_Short task:_ Your task is to repeat all of the material exactly.

## begin Source data

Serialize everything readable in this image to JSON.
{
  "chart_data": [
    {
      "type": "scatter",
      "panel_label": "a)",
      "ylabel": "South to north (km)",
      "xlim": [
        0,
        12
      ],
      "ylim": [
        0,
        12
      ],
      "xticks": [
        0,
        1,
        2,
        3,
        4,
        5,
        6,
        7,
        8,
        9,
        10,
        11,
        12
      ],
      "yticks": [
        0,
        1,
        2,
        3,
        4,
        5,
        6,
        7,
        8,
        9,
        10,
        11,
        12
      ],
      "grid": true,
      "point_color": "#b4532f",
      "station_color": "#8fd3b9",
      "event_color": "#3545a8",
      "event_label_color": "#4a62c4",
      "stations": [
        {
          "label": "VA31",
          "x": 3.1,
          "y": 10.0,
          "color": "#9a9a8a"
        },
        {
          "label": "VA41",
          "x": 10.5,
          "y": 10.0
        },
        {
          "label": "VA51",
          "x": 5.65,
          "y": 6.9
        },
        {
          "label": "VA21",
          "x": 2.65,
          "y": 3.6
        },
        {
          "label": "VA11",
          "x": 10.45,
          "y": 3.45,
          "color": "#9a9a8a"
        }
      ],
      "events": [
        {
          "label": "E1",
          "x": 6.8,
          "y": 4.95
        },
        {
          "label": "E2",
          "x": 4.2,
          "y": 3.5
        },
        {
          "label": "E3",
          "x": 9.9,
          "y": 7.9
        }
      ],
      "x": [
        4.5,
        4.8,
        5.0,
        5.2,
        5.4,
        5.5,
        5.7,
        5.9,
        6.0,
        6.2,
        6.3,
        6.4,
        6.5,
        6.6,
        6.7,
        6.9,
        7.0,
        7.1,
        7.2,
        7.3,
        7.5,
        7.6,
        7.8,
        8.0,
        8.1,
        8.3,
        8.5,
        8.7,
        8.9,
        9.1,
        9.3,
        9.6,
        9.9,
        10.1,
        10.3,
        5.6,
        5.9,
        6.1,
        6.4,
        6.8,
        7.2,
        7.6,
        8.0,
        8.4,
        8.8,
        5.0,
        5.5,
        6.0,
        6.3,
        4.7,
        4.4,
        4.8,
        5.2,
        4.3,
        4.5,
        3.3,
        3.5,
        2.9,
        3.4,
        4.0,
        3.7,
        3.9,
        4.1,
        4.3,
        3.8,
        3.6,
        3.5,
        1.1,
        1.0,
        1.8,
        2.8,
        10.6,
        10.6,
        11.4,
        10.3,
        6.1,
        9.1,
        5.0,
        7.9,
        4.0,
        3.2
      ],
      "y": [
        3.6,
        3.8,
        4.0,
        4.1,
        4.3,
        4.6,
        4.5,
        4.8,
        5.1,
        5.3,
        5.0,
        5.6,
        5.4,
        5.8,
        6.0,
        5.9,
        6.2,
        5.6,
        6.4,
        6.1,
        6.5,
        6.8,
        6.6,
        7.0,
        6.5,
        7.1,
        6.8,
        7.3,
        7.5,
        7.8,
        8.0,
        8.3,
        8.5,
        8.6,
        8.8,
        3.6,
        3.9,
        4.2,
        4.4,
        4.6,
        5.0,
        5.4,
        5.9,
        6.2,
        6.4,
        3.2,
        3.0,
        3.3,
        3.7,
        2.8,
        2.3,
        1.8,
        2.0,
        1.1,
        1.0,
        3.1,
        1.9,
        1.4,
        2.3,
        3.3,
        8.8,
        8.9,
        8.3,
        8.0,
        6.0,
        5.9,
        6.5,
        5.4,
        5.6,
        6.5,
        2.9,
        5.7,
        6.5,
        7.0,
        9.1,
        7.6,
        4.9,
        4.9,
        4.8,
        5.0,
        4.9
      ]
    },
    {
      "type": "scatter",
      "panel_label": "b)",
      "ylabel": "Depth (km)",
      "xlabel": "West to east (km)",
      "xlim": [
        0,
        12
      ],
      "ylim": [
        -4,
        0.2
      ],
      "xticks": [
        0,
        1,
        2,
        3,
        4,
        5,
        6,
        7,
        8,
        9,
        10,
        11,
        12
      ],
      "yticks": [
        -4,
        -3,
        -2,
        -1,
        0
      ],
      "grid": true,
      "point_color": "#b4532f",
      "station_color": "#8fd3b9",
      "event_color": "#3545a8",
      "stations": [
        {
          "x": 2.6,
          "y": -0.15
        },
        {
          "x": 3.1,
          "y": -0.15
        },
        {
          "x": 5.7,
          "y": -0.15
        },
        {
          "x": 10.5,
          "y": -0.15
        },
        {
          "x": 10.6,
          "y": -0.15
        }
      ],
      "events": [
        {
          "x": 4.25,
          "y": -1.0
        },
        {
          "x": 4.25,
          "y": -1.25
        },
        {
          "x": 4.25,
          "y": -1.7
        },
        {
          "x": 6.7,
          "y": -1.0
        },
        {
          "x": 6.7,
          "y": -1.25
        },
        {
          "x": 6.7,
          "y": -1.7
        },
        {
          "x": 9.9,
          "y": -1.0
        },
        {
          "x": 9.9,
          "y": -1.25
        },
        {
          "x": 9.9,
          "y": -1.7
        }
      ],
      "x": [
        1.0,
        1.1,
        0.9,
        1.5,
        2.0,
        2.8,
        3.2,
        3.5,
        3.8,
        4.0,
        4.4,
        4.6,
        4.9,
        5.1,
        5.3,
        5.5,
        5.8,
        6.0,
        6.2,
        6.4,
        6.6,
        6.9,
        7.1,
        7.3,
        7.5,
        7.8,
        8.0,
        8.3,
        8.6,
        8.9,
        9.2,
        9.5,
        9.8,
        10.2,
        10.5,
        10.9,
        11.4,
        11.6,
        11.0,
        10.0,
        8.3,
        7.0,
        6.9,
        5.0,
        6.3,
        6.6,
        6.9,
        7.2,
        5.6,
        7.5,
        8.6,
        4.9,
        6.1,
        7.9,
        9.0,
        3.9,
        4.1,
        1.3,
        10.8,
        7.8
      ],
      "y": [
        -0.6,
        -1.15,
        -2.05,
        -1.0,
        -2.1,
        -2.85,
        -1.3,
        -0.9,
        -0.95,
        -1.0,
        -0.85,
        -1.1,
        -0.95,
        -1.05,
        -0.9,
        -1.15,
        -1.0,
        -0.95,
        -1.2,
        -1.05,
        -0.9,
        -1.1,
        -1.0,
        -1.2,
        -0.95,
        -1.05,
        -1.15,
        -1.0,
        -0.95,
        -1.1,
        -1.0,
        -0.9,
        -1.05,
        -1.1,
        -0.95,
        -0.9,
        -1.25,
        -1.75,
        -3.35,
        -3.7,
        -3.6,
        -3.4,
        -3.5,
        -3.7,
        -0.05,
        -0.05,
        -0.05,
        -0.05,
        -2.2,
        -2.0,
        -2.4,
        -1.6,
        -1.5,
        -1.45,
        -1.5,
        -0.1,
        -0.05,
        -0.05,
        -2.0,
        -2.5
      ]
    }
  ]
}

## end Source data

_Correct result:_
Serialize everything readable in this image to JSON.
{
  "chart_data": [
    {
      "type": "scatter",
      "panel_label": "a)",
      "ylabel": "South to north (km)",
      "xlim": [
        0,
        12
      ],
      "ylim": [
        0,
        12
      ],
      "xticks": [
        0,
        1,
        2,
        3,
        4,
        5,
        6,
        7,
        8,
        9,
        10,
        11,
        12
      ],
      "yticks": [
        0,
        1,
        2,
        3,
        4,
        5,
        6,
        7,
        8,
        9,
        10,
        11,
        12
      ],
      "grid": true,
      "point_color": "#b4532f",
      "station_color": "#8fd3b9",
      "event_color": "#3545a8",
      "event_label_color": "#4a62c4",
      "stations": [
        {
          "label": "VA31",
          "x": 3.1,
          "y": 10.0,
          "color": "#9a9a8a"
        },
        {
          "label": "VA41",
          "x": 10.5,
          "y": 10.0
        },
        {
          "label": "VA51",
          "x": 5.65,
          "y": 6.9
        },
        {
          "label": "VA21",
          "x": 2.65,
          "y": 3.6
        },
        {
          "label": "VA11",
          "x": 10.45,
          "y": 3.45,
          "color": "#9a9a8a"
        }
      ],
      "events": [
        {
          "label": "E1",
          "x": 6.8,
          "y": 4.95
        },
        {
          "label": "E2",
          "x": 4.2,
          "y": 3.5
        },
        {
          "label": "E3",
          "x": 9.9,
          "y": 7.9
        }
      ],
      "x": [
        4.5,
        4.8,
        5.0,
        5.2,
        5.4,
        5.5,
        5.7,
        5.9,
        6.0,
        6.2,
        6.3,
        6.4,
        6.5,
        6.6,
        6.7,
        6.9,
        7.0,
        7.1,
        7.2,
        7.3,
        7.5,
        7.6,
        7.8,
        8.0,
        8.1,
        8.3,
        8.5,
        8.7,
        8.9,
        9.1,
        9.3,
        9.6,
        9.9,
        10.1,
        10.3,
        5.6,
        5.9,
        6.1,
        6.4,
        6.8,
        7.2,
        7.6,
        8.0,
        8.4,
        8.8,
        5.0,
        5.5,
        6.0,
        6.3,
        4.7,
        4.4,
        4.8,
        5.2,
        4.3,
        4.5,
        3.3,
        3.5,
        2.9,
        3.4,
        4.0,
        3.7,
        3.9,
        4.1,
        4.3,
        3.8,
        3.6,
        3.5,
        1.1,
        1.0,
        1.8,
        2.8,
        10.6,
        10.6,
        11.4,
        10.3,
        6.1,
        9.1,
        5.0,
        7.9,
        4.0,
        3.2
      ],
      "y": [
        3.6,
        3.8,
        4.0,
        4.1,
        4.3,
        4.6,
        4.5,
        4.8,
        5.1,
        5.3,
        5.0,
        5.6,
        5.4,
        5.8,
        6.0,
        5.9,
        6.2,
        5.6,
        6.4,
        6.1,
        6.5,
        6.8,
        6.6,
        7.0,
        6.5,
        7.1,
        6.8,
        7.3,
        7.5,
        7.8,
        8.0,
        8.3,
        8.5,
        8.6,
        8.8,
        3.6,
        3.9,
        4.2,
        4.4,
        4.6,
        5.0,
        5.4,
        5.9,
        6.2,
        6.4,
        3.2,
        3.0,
        3.3,
        3.7,
        2.8,
        2.3,
        1.8,
        2.0,
        1.1,
        1.0,
        3.1,
        1.9,
        1.4,
        2.3,
        3.3,
        8.8,
        8.9,
        8.3,
        8.0,
        6.0,
        5.9,
        6.5,
        5.4,
        5.6,
        6.5,
        2.9,
        5.7,
        6.5,
        7.0,
        9.1,
        7.6,
        4.9,
        4.9,
        4.8,
        5.0,
        4.9
      ]
    },
    {
      "type": "scatter",
      "panel_label": "b)",
      "ylabel": "Depth (km)",
      "xlabel": "West to east (km)",
      "xlim": [
        0,
        12
      ],
      "ylim": [
        -4,
        0.2
      ],
      "xticks": [
        0,
        1,
        2,
        3,
        4,
        5,
        6,
        7,
        8,
        9,
        10,
        11,
        12
      ],
      "yticks": [
        -4,
        -3,
        -2,
        -1,
        0
      ],
      "grid": true,
      "point_color": "#b4532f",
      "station_color": "#8fd3b9",
      "event_color": "#3545a8",
      "stations": [
        {
          "x": 2.6,
          "y": -0.15
        },
        {
          "x": 3.1,
          "y": -0.15
        },
        {
          "x": 5.7,
          "y": -0.15
        },
        {
          "x": 10.5,
          "y": -0.15
        },
        {
          "x": 10.6,
          "y": -0.15
        }
      ],
      "events": [
        {
          "x": 4.25,
          "y": -1.0
        },
        {
          "x": 4.25,
          "y": -1.25
        },
        {
          "x": 4.25,
          "y": -1.7
        },
        {
          "x": 6.7,
          "y": -1.0
        },
        {
          "x": 6.7,
          "y": -1.25
        },
        {
          "x": 6.7,
          "y": -1.7
        },
        {
          "x": 9.9,
          "y": -1.0
        },
        {
          "x": 9.9,
          "y": -1.25
        },
        {
          "x": 9.9,
          "y": -1.7
        }
      ],
      "x": [
        1.0,
        1.1,
        0.9,
        1.5,
        2.0,
        2.8,
        3.2,
        3.5,
        3.8,
        4.0,
        4.4,
        4.6,
        4.9,
        5.1,
        5.3,
        5.5,
        5.8,
        6.0,
        6.2,
        6.4,
        6.6,
        6.9,
        7.1,
        7.3,
        7.5,
        7.8,
        8.0,
        8.3,
        8.6,
        8.9,
        9.2,
        9.5,
        9.8,
        10.2,
        10.5,
        10.9,
        11.4,
        11.6,
        11.0,
        10.0,
        8.3,
        7.0,
        6.9,
        5.0,
        6.3,
        6.6,
        6.9,
        7.2,
        5.6,
        7.5,
        8.6,
        4.9,
        6.1,
        7.9,
        9.0,
        3.9,
        4.1,
        1.3,
        10.8,
        7.8
      ],
      "y": [
        -0.6,
        -1.15,
        -2.05,
        -1.0,
        -2.1,
        -2.85,
        -1.3,
        -0.9,
        -0.95,
        -1.0,
        -0.85,
        -1.1,
        -0.95,
        -1.05,
        -0.9,
        -1.15,
        -1.0,
        -0.95,
        -1.2,
        -1.05,
        -0.9,
        -1.1,
        -1.0,
        -1.2,
        -0.95,
        -1.05,
        -1.15,
        -1.0,
        -0.95,
        -1.1,
        -1.0,
        -0.9,
        -1.05,
        -1.1,
        -0.95,
        -0.9,
        -1.25,
        -1.75,
        -3.35,
        -3.7,
        -3.6,
        -3.4,
        -3.5,
        -3.7,
        -0.05,
        -0.05,
        -0.05,
        -0.05,
        -2.2,
        -2.0,
        -2.4,
        -1.6,
        -1.5,
        -1.45,
        -1.5,
        -0.1,
        -0.05,
        -0.05,
        -2.0,
        -2.5
      ]
    }
  ]
}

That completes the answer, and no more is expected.